_Problem description:_ Retype the lines from the line with "virtual-fabric-legend: Virtual Fabric" to the line with "List UI elements", both included, character for character.

_Data listing:_
<<<<

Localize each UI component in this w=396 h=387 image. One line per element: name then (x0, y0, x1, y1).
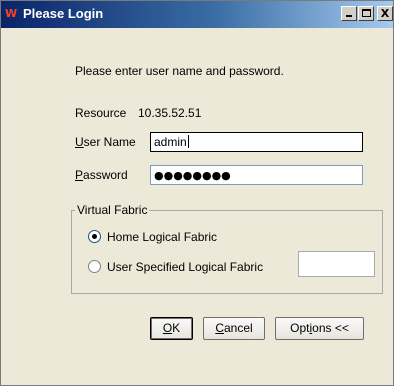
virtual-fabric-legend: Virtual Fabric (75, 203, 150, 217)
password-label-mnemonic: P (75, 168, 84, 182)
password-masked-value: ●●●●●●●● (154, 169, 231, 182)
password-input[interactable]: ●●●●●●●● (150, 165, 363, 185)
resource-value: 10.35.52.51 (138, 106, 202, 120)
text-caret (187, 135, 189, 148)
cancel-label: ancel (223, 321, 253, 335)
username-label-mnemonic: U (75, 135, 84, 149)
cancel-mnemonic: C (215, 321, 224, 335)
close-button[interactable]: X (377, 6, 393, 21)
login-prompt: Please enter user name and password. (75, 64, 284, 78)
app-logo-icon: W (5, 7, 17, 20)
home-logical-fabric-label[interactable]: Home Logical Fabric (107, 230, 217, 244)
options-button[interactable]: Options << (275, 317, 364, 340)
options-label-end: ons << (312, 321, 349, 335)
maximize-icon (362, 9, 371, 17)
login-dialog: W Please Login X Please enter user name … (0, 0, 394, 386)
title-bar[interactable]: W Please Login X (1, 1, 393, 28)
username-label-text: ser Name (83, 135, 136, 149)
maximize-button[interactable] (358, 6, 374, 21)
password-label-text: assword (83, 168, 128, 182)
ok-button[interactable]: OK (150, 317, 193, 340)
ok-label: K (172, 321, 181, 335)
resource-label: Resource (75, 106, 127, 120)
minimize-button[interactable] (341, 6, 357, 21)
cancel-button[interactable]: Cancel (203, 317, 265, 340)
user-specified-logical-fabric-radio[interactable] (88, 260, 101, 273)
minimize-icon (346, 15, 352, 17)
home-logical-fabric-radio[interactable] (88, 230, 101, 243)
dialog-title: Please Login (23, 6, 104, 21)
username-label: User Name (75, 135, 136, 149)
logical-fabric-id-input[interactable] (298, 251, 375, 277)
ok-mnemonic: O (162, 321, 173, 335)
user-specified-logical-fabric-label[interactable]: User Specified Logical Fabric (107, 260, 263, 274)
password-label: Password (75, 168, 128, 182)
close-icon: X (380, 7, 390, 20)
username-value: admin (154, 135, 187, 149)
username-input[interactable]: admin (150, 132, 363, 152)
options-label-start: Opt (290, 321, 310, 335)
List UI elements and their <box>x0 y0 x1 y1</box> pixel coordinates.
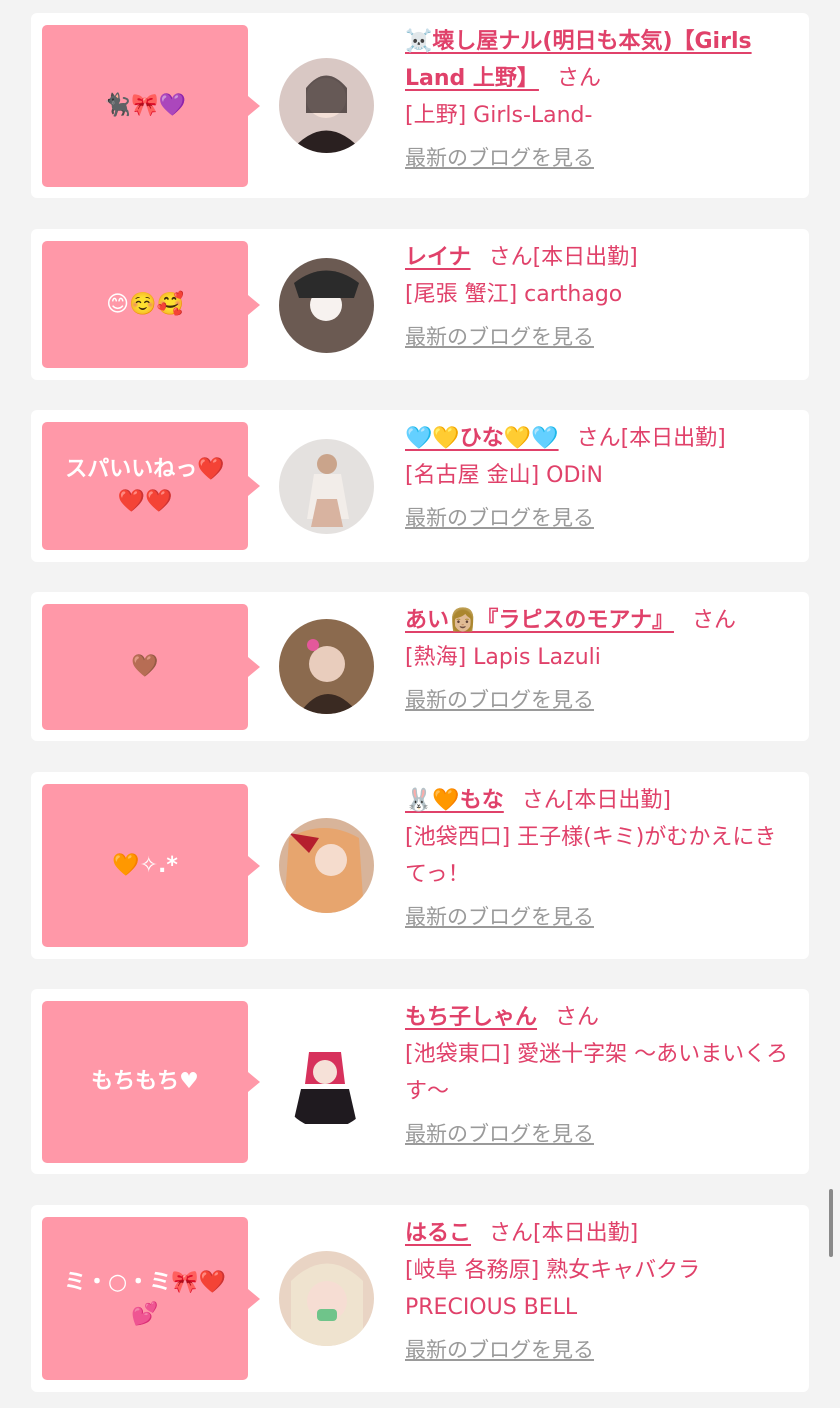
avatar[interactable] <box>279 258 374 353</box>
shop-info: [岐阜 各務原] 熟女キャバクラPRECIOUS BELL <box>405 1258 701 1320</box>
avatar-photo <box>284 828 364 913</box>
entry-info: あい👩🏼『ラピスのモアナ』 さん [熱海] Lapis Lazuli 最新のブログ… <box>405 602 793 719</box>
honorific: さん <box>489 1221 534 1246</box>
shop-info: [熱海] Lapis Lazuli <box>405 645 601 670</box>
avatar[interactable] <box>279 439 374 534</box>
status-badge: [本日出勤] <box>620 426 726 451</box>
list-item: 🧡✧.* 🐰🧡もな さん[本日出勤] [池袋西口] 王子様(キミ)がむかえにきてっ… <box>31 772 809 959</box>
honorific: さん <box>691 608 736 633</box>
comment-bubble: ミ・○・ミ🎀❤️💕 <box>42 1217 260 1380</box>
avatar-photo <box>291 1263 363 1346</box>
list-item: 🤎 あい👩🏼『ラピスのモアナ』 さん [熱海] Lapis Lazuli 最新のブ… <box>31 592 809 741</box>
honorific: さん <box>521 788 566 813</box>
status-badge: [本日出勤] <box>533 1221 639 1246</box>
avatar-photo <box>294 270 359 321</box>
honorific: さん <box>576 426 621 451</box>
avatar[interactable] <box>279 58 374 153</box>
latest-blog-link[interactable]: 最新のブログを見る <box>405 1332 594 1369</box>
avatar-photo <box>307 454 349 527</box>
comment-bubble: スパいいねっ❤️❤️❤️ <box>42 422 260 550</box>
comment-bubble: もちもち♥ <box>42 1001 260 1163</box>
cast-name-link[interactable]: あい👩🏼『ラピスのモアナ』 <box>405 608 674 633</box>
latest-blog-link[interactable]: 最新のブログを見る <box>405 682 594 719</box>
latest-blog-link[interactable]: 最新のブログを見る <box>405 319 594 356</box>
comment-bubble: 😊☺️🥰 <box>42 241 260 368</box>
status-badge: [本日出勤] <box>565 788 671 813</box>
honorific: さん <box>488 245 533 270</box>
cast-name-link[interactable]: はるこ <box>405 1221 471 1246</box>
status-badge: [本日出勤] <box>532 245 638 270</box>
honorific: さん <box>555 1005 600 1030</box>
honorific: さん <box>556 66 601 91</box>
list-item: 🐈‍⬛🎀💜 ☠️壊し屋ナル(明日も本気)【Girls Land 上野】 さん [上… <box>31 13 809 198</box>
avatar-photo <box>299 639 359 714</box>
cast-name-link[interactable]: レイナ <box>405 245 471 270</box>
shop-info: [池袋西口] 王子様(キミ)がむかえにきてっ！ <box>405 825 777 887</box>
cast-name-link[interactable]: 🩵💛ひな💛🩵 <box>405 426 559 451</box>
shop-info: [尾張 蟹江] carthago <box>405 282 623 307</box>
list-item: スパいいねっ❤️❤️❤️ 🩵💛ひな💛🩵 さん[本日出勤] [名古屋 金山] ODi… <box>31 410 809 562</box>
comment-bubble: 🧡✧.* <box>42 784 260 947</box>
list-item: 😊☺️🥰 レイナ さん[本日出勤] [尾張 蟹江] carthago 最新のブログ… <box>31 229 809 380</box>
scrollbar[interactable] <box>829 1189 833 1257</box>
latest-blog-link[interactable]: 最新のブログを見る <box>405 140 594 177</box>
comment-bubble: 🐈‍⬛🎀💜 <box>42 25 260 187</box>
comment-bubble: 🤎 <box>42 604 260 730</box>
avatar-photo <box>293 1052 357 1124</box>
cast-name-link[interactable]: 🐰🧡もな <box>405 788 504 813</box>
latest-blog-link[interactable]: 最新のブログを見る <box>405 899 594 936</box>
list-item: ミ・○・ミ🎀❤️💕 はるこ さん[本日出勤] [岐阜 各務原] 熟女キャバクラPR… <box>31 1205 809 1392</box>
entry-info: レイナ さん[本日出勤] [尾張 蟹江] carthago 最新のブログを見る <box>405 239 793 356</box>
shop-info: [池袋東口] 愛迷十字架 〜あいまいくろす〜 <box>405 1042 789 1104</box>
entry-info: ☠️壊し屋ナル(明日も本気)【Girls Land 上野】 さん [上野] Gir… <box>405 23 793 177</box>
latest-blog-link[interactable]: 最新のブログを見る <box>405 500 594 537</box>
avatar[interactable] <box>279 1034 374 1129</box>
avatar[interactable] <box>279 619 374 714</box>
cast-name-link[interactable]: もち子しゃん <box>405 1005 537 1030</box>
entry-info: はるこ さん[本日出勤] [岐阜 各務原] 熟女キャバクラPRECIOUS BEL… <box>405 1215 793 1369</box>
avatar-photo <box>289 75 364 153</box>
shop-info: [上野] Girls-Land- <box>405 103 593 128</box>
entry-info: 🩵💛ひな💛🩵 さん[本日出勤] [名古屋 金山] ODiN 最新のブログを見る <box>405 420 793 537</box>
entry-info: もち子しゃん さん [池袋東口] 愛迷十字架 〜あいまいくろす〜 最新のブログを見… <box>405 999 793 1153</box>
latest-blog-link[interactable]: 最新のブログを見る <box>405 1116 594 1153</box>
list-item: もちもち♥ もち子しゃん さん [池袋東口] 愛迷十字架 〜あいまいくろす〜 最新… <box>31 989 809 1174</box>
shop-info: [名古屋 金山] ODiN <box>405 463 603 488</box>
entry-info: 🐰🧡もな さん[本日出勤] [池袋西口] 王子様(キミ)がむかえにきてっ！ 最新の… <box>405 782 793 936</box>
avatar[interactable] <box>279 1251 374 1346</box>
avatar[interactable] <box>279 818 374 913</box>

>>>>

_Answer to this problem:_
virtual-fabric-legend: Virtual Fabric (75, 203, 150, 217)
password-label-mnemonic: P (75, 168, 84, 182)
password-masked-value: ●●●●●●●● (154, 169, 231, 182)
password-input[interactable]: ●●●●●●●● (150, 165, 363, 185)
resource-value: 10.35.52.51 (138, 106, 202, 120)
text-caret (187, 135, 189, 148)
cancel-label: ancel (223, 321, 253, 335)
username-label-mnemonic: U (75, 135, 84, 149)
cancel-mnemonic: C (215, 321, 224, 335)
close-button[interactable]: X (377, 6, 393, 21)
login-prompt: Please enter user name and password. (75, 64, 284, 78)
app-logo-icon: W (5, 7, 17, 20)
home-logical-fabric-label[interactable]: Home Logical Fabric (107, 230, 217, 244)
options-button[interactable]: Options << (275, 317, 364, 340)
options-label-end: ons << (312, 321, 349, 335)
maximize-icon (362, 9, 371, 17)
login-dialog: W Please Login X Please enter user name … (0, 0, 394, 386)
title-bar[interactable]: W Please Login X (1, 1, 393, 28)
username-label-text: ser Name (83, 135, 136, 149)
maximize-button[interactable] (358, 6, 374, 21)
password-label-text: assword (83, 168, 128, 182)
ok-button[interactable]: OK (150, 317, 193, 340)
ok-label: K (172, 321, 181, 335)
resource-label: Resource (75, 106, 127, 120)
minimize-button[interactable] (341, 6, 357, 21)
cancel-button[interactable]: Cancel (203, 317, 265, 340)
user-specified-logical-fabric-radio[interactable] (88, 260, 101, 273)
minimize-icon (346, 15, 352, 17)
home-logical-fabric-radio[interactable] (88, 230, 101, 243)
dialog-title: Please Login (23, 6, 104, 21)
username-label: User Name (75, 135, 136, 149)
logical-fabric-id-input[interactable] (298, 251, 375, 277)
ok-mnemonic: O (162, 321, 173, 335)
user-specified-logical-fabric-label[interactable]: User Specified Logical Fabric (107, 260, 263, 274)
password-label: Password (75, 168, 128, 182)
close-icon: X (380, 7, 390, 20)
username-value: admin (154, 135, 187, 149)
username-input[interactable]: admin (150, 132, 363, 152)
options-label-start: Opt (290, 321, 310, 335)
List UI elements and their <box>x0 y0 x1 y1</box> pixel coordinates.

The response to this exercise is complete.